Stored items
┌──

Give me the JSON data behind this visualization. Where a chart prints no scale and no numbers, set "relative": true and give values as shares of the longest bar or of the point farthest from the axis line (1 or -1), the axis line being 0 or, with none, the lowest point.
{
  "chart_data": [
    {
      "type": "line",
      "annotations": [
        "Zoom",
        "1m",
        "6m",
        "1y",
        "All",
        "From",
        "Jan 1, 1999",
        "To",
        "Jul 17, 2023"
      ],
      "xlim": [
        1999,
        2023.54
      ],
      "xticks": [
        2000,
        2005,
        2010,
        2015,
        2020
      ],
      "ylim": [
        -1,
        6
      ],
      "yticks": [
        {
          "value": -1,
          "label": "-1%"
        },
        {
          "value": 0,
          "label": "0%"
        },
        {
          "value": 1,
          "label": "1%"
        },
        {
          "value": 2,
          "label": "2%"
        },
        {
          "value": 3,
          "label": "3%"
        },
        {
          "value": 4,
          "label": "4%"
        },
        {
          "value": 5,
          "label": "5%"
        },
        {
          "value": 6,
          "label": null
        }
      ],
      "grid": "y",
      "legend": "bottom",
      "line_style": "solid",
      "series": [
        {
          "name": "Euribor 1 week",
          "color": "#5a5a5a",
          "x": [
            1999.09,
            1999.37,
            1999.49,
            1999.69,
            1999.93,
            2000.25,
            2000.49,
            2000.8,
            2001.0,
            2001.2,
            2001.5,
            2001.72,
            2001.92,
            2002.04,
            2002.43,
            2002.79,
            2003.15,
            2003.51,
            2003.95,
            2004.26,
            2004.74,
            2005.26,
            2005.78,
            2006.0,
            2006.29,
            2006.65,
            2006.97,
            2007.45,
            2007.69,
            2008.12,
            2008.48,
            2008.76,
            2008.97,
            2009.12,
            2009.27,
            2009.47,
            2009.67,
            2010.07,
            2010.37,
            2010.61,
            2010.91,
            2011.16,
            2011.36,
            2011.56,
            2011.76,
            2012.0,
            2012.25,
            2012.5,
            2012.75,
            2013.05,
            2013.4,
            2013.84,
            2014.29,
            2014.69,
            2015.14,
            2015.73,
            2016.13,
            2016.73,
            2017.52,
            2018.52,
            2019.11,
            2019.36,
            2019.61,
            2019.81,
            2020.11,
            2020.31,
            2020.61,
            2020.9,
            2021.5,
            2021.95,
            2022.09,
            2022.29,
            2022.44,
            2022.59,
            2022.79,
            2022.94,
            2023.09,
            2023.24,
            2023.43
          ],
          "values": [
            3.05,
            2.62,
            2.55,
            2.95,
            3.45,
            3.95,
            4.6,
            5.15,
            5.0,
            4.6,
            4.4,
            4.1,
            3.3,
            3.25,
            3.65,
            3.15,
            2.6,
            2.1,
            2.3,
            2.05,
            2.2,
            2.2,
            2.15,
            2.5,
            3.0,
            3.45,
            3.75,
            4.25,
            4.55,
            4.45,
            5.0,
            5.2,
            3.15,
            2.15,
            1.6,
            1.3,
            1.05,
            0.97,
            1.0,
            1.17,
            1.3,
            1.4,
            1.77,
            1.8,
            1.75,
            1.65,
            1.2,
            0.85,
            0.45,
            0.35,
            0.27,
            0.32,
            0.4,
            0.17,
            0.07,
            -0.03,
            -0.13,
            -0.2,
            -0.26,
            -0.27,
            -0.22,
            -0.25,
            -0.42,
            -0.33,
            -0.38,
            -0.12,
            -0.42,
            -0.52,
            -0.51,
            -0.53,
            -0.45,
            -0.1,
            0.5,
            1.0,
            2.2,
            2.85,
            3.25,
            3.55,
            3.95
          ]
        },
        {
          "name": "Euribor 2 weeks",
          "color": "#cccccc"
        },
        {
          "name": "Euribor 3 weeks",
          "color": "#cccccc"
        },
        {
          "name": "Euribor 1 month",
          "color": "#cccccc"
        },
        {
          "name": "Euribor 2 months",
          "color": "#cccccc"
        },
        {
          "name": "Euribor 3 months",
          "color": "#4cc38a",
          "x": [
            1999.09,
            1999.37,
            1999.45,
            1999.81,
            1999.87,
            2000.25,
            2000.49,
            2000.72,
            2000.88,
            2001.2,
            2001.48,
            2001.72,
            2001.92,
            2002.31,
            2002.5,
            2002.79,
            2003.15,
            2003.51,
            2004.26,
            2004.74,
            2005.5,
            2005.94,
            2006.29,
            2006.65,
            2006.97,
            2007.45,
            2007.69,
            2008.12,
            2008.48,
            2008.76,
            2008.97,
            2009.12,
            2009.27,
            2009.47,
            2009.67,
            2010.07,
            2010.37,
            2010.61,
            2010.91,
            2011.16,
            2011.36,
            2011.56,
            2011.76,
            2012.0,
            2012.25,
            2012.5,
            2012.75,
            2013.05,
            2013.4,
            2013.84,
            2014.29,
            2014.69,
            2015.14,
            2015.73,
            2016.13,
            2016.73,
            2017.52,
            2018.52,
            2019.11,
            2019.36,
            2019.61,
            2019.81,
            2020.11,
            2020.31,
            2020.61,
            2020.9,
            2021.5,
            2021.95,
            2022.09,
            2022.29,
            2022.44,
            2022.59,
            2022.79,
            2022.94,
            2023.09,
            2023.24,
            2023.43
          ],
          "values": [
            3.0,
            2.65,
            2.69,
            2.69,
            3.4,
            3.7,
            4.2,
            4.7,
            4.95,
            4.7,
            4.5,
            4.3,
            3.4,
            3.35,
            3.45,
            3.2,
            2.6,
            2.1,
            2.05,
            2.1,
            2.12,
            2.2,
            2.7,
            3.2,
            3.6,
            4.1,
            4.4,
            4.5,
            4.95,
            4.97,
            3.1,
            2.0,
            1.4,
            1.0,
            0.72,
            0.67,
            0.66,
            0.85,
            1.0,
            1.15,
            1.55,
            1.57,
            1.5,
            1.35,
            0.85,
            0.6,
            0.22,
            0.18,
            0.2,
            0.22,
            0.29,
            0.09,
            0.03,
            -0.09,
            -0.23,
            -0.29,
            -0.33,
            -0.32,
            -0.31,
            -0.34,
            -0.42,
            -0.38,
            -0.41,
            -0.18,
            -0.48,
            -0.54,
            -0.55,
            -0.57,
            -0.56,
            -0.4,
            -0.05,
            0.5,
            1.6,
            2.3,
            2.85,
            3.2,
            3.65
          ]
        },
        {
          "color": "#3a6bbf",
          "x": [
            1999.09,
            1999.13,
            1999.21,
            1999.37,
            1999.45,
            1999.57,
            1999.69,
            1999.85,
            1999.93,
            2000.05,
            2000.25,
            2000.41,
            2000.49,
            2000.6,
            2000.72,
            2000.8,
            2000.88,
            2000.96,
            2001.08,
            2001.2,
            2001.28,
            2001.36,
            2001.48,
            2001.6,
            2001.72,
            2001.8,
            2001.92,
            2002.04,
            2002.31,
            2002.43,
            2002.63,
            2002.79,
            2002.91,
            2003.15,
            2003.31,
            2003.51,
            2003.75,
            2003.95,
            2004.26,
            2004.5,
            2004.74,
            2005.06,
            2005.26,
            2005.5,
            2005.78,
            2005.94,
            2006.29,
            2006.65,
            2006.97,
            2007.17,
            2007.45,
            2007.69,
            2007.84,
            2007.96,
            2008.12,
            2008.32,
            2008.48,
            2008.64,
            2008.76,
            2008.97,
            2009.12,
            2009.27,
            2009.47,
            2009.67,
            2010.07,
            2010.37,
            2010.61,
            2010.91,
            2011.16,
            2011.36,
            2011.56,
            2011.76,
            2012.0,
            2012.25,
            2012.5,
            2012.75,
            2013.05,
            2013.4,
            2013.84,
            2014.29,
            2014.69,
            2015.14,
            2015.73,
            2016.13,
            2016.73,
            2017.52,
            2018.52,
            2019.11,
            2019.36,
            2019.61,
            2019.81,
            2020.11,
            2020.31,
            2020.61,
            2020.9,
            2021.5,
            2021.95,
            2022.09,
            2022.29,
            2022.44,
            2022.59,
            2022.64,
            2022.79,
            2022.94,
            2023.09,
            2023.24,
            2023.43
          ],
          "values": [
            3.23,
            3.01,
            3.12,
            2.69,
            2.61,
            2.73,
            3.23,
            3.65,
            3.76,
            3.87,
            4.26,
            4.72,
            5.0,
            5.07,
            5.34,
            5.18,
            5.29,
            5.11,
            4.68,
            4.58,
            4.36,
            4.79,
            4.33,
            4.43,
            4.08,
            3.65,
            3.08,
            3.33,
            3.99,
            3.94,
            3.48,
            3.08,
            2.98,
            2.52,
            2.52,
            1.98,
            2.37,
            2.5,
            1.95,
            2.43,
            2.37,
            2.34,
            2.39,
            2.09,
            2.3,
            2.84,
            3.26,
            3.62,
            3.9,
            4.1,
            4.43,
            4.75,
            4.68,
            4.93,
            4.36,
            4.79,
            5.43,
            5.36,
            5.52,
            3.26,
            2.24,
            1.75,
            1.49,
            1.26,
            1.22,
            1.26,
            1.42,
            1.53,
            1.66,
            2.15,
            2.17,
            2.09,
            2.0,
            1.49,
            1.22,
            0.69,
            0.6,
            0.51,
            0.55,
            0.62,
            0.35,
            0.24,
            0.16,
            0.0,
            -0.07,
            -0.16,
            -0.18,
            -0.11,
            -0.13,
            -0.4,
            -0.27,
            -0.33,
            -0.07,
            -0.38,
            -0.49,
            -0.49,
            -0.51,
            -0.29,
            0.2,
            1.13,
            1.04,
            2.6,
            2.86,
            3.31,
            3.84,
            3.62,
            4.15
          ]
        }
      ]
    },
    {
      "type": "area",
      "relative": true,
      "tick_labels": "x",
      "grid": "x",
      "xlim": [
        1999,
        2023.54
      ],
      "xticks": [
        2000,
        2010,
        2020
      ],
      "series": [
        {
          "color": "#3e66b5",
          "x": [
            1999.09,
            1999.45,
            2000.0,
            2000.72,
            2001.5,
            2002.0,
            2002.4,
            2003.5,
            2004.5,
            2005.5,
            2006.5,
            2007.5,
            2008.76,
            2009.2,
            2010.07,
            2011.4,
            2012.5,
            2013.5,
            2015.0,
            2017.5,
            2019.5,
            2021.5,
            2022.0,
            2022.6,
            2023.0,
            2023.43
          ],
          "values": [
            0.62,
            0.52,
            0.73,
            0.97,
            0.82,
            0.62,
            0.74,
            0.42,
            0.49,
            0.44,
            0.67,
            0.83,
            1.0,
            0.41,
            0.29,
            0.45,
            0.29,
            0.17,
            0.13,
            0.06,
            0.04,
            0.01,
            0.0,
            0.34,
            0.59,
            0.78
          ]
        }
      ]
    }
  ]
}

└──

__Work to be completed__. Only a number is wanted: how many lines above include "Euribor"?

__Worked answer__. 6